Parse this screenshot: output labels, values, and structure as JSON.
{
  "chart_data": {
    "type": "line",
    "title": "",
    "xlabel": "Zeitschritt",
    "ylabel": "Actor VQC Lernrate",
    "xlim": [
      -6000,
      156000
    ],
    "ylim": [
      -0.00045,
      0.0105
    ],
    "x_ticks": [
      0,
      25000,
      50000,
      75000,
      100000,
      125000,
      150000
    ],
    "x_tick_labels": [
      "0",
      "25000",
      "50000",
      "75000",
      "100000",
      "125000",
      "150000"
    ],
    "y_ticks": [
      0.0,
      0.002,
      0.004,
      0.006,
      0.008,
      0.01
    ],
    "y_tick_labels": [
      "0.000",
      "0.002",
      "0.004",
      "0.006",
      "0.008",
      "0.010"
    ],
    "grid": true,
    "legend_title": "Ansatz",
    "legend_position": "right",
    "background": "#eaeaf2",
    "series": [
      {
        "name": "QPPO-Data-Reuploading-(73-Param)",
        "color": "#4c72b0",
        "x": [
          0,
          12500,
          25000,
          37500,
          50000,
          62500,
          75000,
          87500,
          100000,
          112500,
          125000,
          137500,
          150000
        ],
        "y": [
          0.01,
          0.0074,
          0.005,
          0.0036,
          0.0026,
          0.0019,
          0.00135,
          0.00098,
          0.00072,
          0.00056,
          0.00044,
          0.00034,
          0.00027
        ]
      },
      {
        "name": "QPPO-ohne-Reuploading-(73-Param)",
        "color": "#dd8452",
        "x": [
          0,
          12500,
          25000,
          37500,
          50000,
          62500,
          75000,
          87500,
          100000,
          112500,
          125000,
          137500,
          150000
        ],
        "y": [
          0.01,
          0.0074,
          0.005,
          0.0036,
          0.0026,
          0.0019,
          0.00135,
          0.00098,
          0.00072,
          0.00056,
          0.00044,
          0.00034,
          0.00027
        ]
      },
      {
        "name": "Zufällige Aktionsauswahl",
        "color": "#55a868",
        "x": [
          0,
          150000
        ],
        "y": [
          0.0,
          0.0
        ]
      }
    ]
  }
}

→ **Set problem**
Pull out and copy each line containing the string "Reuploading".

→ **Output**
        "name": "QPPO-Data-Reuploading-(73-Param)",
        "name": "QPPO-ohne-Reuploading-(73-Param)",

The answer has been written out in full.